▸ TEXTO PROPUESTO
-*-*-

La grave crisis fiscal que afecta al Gobierno nacional central y que ha obligado a billonarios recortes presupuestales tanto el año pasado como el que arranca, tiene dos causas innegables. La primera, sin duda alguna, tiene que ver con una falla recurrente del actual Gobierno en la tasación de los presupuestos generales de la Nación para cada vigencia, y la segunda, parte de la base de no reconocer el principio fundamental de que una economía que no crece a buen ritmo difícilmente cumplirá con los objetivos de recaudo tributario.
En cuanto a lo primero es claro que durante la administración de izquierda se ha producido un sobredimensionamiento de la carta anual de gastos de funcionamiento, inversión y servicio a la deuda.
Cuesta entender cómo es posible que un país que para 2022 ejecutó un presupuesto de $350 billones, impulsado entonces por un récord de crecimiento pospandémico, haya decretado para este 2025 un monto de $523 billones, con un desfinanciamiento cantado de $12 billones y un aparato productivo que a duras penas habría cerrado en diciembre pasado con un PIB de máximo 1,8%.
¿Cuáles son los elementos objetivos en materia fiscal, tributaria y de crecimiento económico real que pueden explicar que en apenas tres años el presupuesto de gastos de funcionamiento, inversión social y servicio de la deuda, se haya incrementado en más de $170 billones?
Ese interrogante es el que no ha podido explicar el equipo económico del actual gobierno, que, dicho sea de paso, ha estado marcado por la inestabilidad en las dos instancias claves de la evolución del escenario productivo: la cartera de Hacienda y la DIAN, entidades que en dos años y medio ya contabilizan tres titulares cada una.
Esta situación resulta más alarmante si se tiene en cuenta que en el segundo semestre de 2022 el Congreso le aprobó al gobierno Petro una reforma tributaria por $80 billones, la más alta en la historia colombiana. Precisamente por ello fue que el gobierno proyectó un presupuesto de $405 billones para 2023, en medio de un ambiente oficial en el que pululaban las promesas de programas e inversiones de claro corte populista, paralelo a un disparo de los gastos burocráticos y a un festín de inversiones y programas no esenciales. Sin embargo, las cuentas del ejecutivo rápidamente se empezaron a evidenciar alarmantemente desfasadas, no solo porque el recaudo tributario quedó $12 billones por debajo de la meta proyectada, sino porque la economía entró en un periodo cuasi-recesivo, a tal punto que del 7,5% en que creció el PIB al cierre de 2022 se pasó a un pobrísimo 0,6% al año siguiente. A esto hay que sumar sendos fallos de la Corte Constitucional tumbando artículos clave de la tributaria de 2022, lo que profundizó el déficit fiscal y de cuenta corriente.

-*-*-

▸ DESCRIPCIÓN DEL EJERCICIO
¿Puedes continuar el texto sobre la crisis fiscal del Gobierno colombiano a partir de su última oración? Las entradas no hacen falta para resolver esto.

▸ INFORMACIÓN PROPORCIONADA
-*-*-

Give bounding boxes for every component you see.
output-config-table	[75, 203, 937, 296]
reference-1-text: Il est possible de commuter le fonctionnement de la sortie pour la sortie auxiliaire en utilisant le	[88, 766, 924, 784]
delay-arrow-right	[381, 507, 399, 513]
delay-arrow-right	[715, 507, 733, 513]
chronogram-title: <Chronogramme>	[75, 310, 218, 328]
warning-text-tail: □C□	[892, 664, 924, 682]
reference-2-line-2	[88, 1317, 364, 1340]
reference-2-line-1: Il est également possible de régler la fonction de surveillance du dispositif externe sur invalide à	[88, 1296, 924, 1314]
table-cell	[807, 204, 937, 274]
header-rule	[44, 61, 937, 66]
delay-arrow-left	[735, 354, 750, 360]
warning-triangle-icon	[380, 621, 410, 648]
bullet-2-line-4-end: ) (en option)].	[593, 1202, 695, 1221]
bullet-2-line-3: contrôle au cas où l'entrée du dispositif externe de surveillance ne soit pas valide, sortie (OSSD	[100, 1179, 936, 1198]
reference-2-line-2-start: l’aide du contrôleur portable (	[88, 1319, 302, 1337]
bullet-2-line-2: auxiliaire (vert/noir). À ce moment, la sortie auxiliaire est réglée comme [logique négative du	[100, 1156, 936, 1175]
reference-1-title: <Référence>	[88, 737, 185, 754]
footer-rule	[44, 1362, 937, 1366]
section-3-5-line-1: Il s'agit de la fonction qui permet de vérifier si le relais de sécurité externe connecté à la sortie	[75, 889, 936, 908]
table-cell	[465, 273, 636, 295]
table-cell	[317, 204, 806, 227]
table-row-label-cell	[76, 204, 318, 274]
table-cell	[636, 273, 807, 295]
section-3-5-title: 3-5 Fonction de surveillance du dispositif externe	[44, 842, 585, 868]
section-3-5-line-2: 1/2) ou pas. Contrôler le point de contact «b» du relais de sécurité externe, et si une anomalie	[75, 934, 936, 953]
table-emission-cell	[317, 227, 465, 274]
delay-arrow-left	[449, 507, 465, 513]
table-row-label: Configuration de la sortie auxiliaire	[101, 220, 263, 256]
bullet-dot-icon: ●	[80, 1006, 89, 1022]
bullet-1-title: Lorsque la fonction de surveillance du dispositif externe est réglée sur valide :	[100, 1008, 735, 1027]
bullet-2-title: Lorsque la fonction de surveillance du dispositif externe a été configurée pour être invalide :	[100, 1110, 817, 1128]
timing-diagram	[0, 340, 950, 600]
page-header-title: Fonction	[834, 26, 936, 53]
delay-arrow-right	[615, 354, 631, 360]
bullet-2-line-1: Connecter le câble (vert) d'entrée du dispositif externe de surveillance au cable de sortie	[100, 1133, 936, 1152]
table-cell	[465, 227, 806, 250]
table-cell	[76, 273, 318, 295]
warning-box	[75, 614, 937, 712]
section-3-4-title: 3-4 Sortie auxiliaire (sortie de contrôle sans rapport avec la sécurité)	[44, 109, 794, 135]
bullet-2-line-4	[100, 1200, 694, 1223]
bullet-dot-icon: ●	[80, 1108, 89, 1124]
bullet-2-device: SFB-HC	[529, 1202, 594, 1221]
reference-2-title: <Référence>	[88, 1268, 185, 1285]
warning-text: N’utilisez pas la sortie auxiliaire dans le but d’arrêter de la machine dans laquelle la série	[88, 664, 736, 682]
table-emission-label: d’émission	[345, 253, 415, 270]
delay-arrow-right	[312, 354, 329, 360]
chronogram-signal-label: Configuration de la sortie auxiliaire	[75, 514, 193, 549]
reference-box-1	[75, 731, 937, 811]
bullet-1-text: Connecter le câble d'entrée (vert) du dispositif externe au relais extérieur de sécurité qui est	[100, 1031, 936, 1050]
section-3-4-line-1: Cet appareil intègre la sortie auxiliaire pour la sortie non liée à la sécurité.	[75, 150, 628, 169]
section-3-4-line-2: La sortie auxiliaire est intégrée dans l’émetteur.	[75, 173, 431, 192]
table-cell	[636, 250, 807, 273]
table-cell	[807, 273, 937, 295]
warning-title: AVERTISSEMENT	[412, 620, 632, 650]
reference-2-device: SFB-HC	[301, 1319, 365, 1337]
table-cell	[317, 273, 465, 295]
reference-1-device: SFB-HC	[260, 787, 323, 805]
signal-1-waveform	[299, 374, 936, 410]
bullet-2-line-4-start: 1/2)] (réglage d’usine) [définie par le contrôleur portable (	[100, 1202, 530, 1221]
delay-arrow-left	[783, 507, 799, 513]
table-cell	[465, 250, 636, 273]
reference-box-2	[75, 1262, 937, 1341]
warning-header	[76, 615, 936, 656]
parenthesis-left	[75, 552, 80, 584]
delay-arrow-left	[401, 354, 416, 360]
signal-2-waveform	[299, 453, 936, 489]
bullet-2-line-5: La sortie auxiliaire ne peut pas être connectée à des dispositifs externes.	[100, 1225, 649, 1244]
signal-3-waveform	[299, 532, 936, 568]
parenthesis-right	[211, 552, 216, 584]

-*-*-

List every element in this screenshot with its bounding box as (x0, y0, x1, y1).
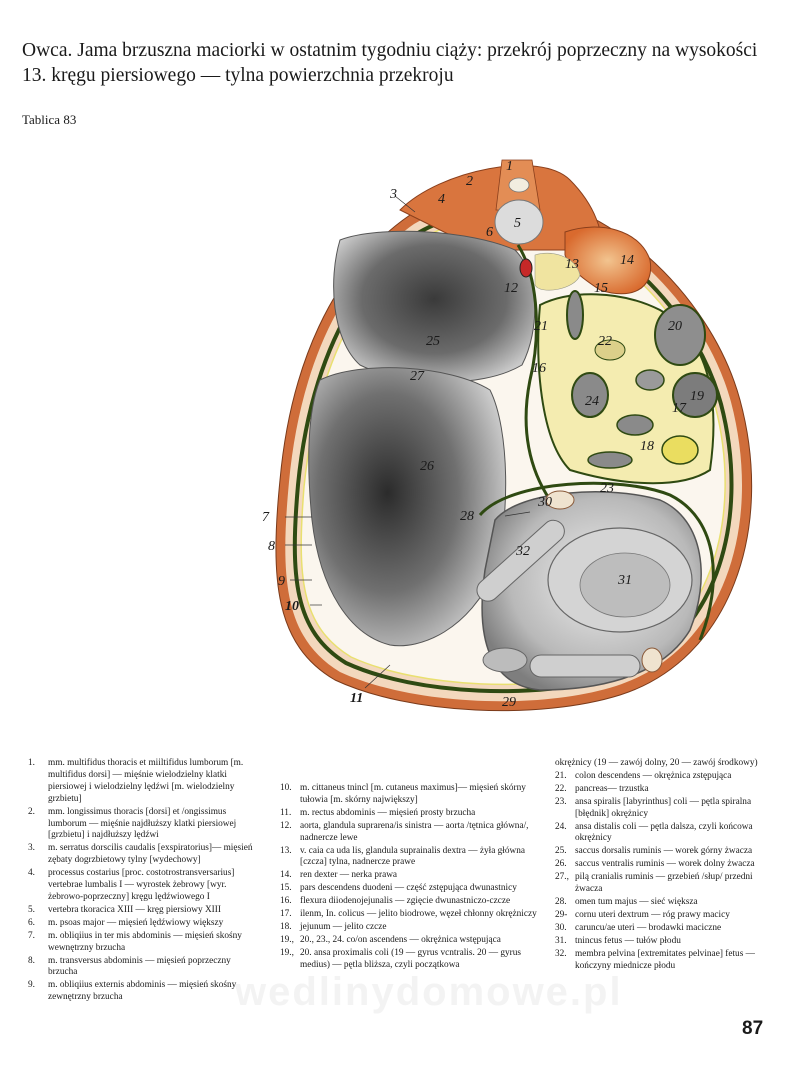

-*-*-

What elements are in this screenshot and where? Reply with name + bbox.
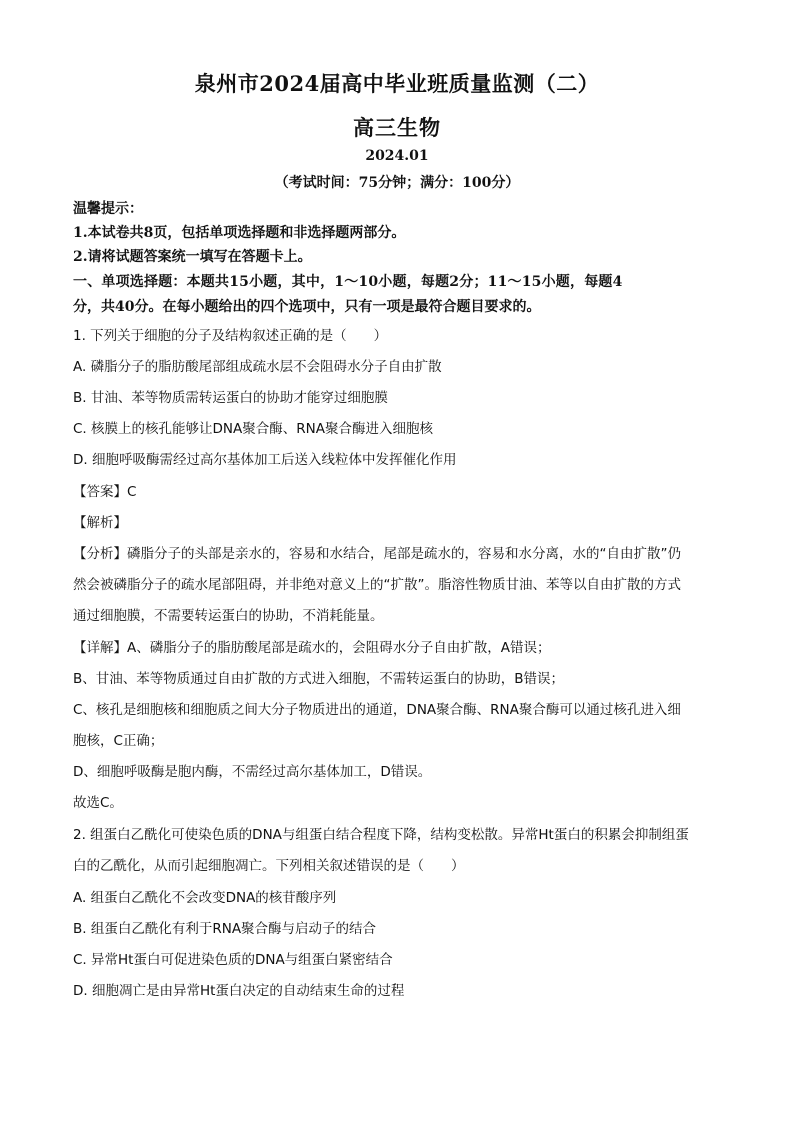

-*-*-

▸ RESPUESTA
Para nadie es un secreto que esta descolgada económica se debió en gran parte a las controvertidas políticas sectoriales de la Casa de Nariño que, según la cúpula gremial, las firmas calificadoras de riesgo, la banca multilateral y otras instancias internas y externas, generaron una ola de incertidumbre, inseguridad jurídica, caída de la inversión extranjera directa y un desaceleramiento marcado del clima de negocios. La controvertida estrategia minero energética, así como el impacto del accidentado trámite de las reformas pensional, laboral, de salud y otras áreas, figuran como las principales causas de ese drástico cambio de tendencia en la economía colombiana.
Pese a lo anterior y haciendo caso omiso de las solicitudes de la empresa privada, los centros de estudios económicos, partidos y otras instancias, el gobierno volvió a apostar por un presupuesto desbordado para 2024, por un monto finalmente aprobado de $502 billones. Y la historia se repitió: las metas de recaudo de la DIAN volvieron a quedar en rojo, el PIB apenas habría crecido un 1,8% y la regla fiscal, que es el principal elemento de disciplina en el gasto público, cerró al borde del incumplimiento más grave de la última década, exceptuando la crisis pandémica.
Visto lo anterior, resulta innegable que los billonarios recortes al presupuesto, especialmente en subsidios, infraestructura y otros programas de inversión social, no son una circunstancia extraordinaria, sino que, por el contrario, responden a ese sobredimensionamiento estructural del presupuesto en que ha incurrido un gobierno que ha gastado a manos llenas, desató una campaña contra la iniciativa privada y se ha negado de manera reiterada a implementar un verdadero y efectivo plan de choque para sacar a la economía del escenario crítico en que hoy se encuentra.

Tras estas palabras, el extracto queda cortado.